━━━ Supplied records

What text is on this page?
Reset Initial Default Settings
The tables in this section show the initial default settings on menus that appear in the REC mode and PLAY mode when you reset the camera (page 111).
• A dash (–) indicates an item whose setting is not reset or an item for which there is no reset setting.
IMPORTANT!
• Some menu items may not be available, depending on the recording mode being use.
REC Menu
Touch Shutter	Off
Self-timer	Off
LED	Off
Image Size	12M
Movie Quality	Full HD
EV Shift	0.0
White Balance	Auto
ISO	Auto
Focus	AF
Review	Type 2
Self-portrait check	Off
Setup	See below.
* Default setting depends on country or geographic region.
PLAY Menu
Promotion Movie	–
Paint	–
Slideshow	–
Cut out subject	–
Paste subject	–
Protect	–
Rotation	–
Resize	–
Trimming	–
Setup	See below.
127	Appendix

━━━━━━
━━━ Supplied records

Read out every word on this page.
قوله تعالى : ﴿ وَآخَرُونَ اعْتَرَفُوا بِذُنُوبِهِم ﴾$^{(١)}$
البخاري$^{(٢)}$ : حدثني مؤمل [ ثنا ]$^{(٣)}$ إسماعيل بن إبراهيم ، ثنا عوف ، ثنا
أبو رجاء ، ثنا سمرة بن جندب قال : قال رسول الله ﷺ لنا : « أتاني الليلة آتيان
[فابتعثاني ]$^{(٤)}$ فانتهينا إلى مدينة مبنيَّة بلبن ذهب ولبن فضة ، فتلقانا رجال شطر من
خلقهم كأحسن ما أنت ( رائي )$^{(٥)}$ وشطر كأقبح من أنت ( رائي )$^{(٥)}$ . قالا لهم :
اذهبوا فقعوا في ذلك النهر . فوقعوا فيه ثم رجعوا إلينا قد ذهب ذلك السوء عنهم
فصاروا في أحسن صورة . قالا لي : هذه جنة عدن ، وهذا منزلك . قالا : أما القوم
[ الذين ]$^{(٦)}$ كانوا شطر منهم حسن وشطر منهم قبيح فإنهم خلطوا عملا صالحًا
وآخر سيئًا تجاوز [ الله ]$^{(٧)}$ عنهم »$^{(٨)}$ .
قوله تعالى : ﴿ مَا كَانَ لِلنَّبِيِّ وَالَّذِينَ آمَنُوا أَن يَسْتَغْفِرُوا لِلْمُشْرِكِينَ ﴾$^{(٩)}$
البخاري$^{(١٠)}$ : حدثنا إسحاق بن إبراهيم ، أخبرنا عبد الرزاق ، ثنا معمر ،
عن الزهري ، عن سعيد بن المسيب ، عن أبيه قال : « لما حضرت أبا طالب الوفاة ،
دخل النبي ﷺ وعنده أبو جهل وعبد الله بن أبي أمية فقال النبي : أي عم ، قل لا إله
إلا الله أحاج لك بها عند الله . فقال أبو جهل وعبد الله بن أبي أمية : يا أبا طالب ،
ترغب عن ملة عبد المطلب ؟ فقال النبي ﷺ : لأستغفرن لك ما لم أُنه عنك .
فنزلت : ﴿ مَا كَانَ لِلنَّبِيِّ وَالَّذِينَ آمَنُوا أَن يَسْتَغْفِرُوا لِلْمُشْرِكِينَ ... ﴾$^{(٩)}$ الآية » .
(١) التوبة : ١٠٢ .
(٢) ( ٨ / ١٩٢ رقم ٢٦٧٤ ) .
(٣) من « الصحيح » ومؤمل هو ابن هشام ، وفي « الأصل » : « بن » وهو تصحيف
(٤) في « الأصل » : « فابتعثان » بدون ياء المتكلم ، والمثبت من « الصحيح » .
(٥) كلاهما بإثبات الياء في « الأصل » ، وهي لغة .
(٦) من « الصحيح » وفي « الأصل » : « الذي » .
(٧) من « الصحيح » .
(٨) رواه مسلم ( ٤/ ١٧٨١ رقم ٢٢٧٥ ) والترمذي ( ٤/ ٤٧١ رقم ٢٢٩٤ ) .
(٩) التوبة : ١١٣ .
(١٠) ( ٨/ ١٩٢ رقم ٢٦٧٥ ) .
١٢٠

━━━━━━
━━━ Supplied records

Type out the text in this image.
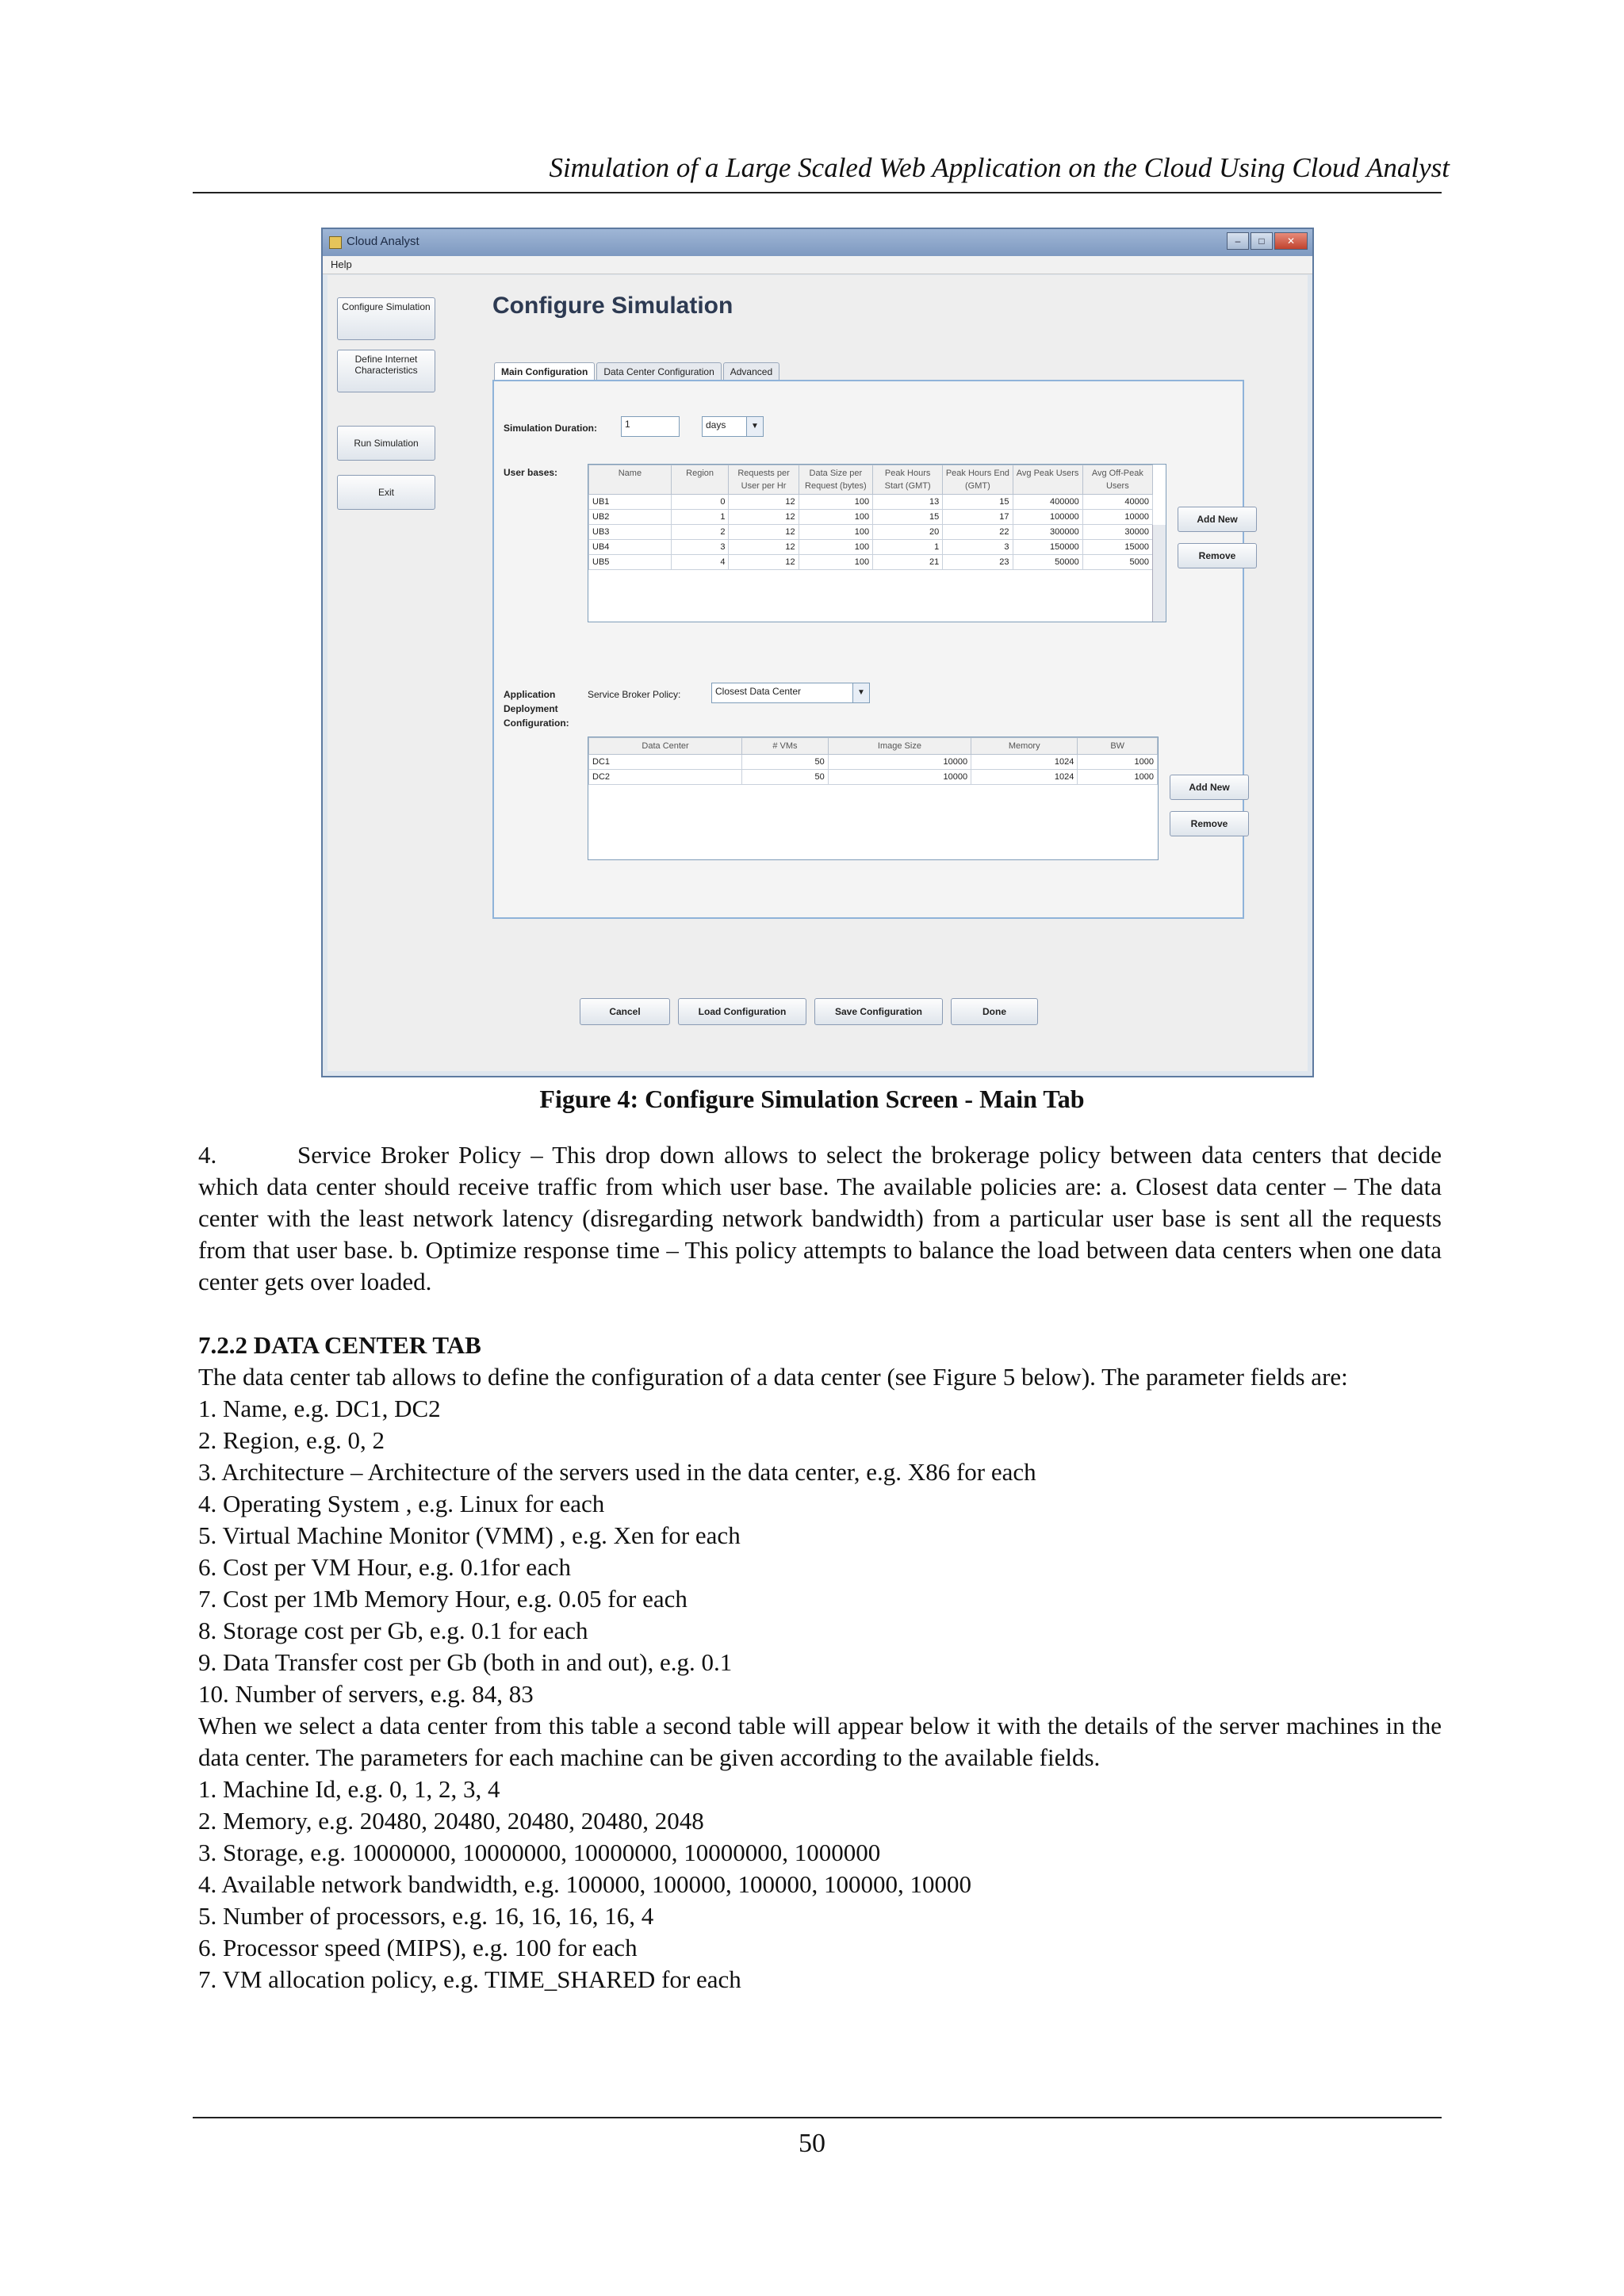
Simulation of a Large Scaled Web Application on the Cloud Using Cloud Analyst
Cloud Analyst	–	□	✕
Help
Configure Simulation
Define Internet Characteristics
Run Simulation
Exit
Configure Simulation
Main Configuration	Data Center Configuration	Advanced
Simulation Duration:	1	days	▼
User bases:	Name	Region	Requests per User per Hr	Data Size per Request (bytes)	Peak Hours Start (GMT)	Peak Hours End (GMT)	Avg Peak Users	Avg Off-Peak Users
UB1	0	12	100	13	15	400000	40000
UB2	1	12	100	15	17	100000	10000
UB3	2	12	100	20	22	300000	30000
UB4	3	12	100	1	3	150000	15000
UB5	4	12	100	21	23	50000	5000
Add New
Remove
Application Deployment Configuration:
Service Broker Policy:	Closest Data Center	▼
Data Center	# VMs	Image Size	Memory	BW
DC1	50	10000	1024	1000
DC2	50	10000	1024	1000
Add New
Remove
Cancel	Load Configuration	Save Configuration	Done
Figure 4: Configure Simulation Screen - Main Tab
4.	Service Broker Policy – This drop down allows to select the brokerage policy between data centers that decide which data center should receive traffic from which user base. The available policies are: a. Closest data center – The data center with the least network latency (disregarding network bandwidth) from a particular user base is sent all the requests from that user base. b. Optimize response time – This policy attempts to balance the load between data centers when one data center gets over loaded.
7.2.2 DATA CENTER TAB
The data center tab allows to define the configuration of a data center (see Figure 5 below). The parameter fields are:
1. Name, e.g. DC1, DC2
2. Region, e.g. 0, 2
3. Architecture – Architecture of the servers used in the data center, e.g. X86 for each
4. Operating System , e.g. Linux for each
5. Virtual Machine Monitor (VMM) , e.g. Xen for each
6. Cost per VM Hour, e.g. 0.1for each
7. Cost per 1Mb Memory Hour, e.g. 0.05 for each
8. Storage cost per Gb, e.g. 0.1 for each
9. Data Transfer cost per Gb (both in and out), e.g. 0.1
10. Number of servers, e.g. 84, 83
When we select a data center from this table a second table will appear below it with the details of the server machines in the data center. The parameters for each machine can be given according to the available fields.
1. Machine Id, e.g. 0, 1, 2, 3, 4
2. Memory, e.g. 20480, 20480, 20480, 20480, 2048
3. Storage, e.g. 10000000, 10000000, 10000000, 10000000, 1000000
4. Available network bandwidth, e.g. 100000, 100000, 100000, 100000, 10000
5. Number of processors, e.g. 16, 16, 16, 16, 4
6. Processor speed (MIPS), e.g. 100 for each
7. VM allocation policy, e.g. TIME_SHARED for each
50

━━━━━━

Challenge: Copy each line of the listing that contains the string "PLAY".

Task output:
The tables in this section show the initial default settings on menus that appear in the REC mode and PLAY mode when you reset the camera (page 111).
PLAY Menu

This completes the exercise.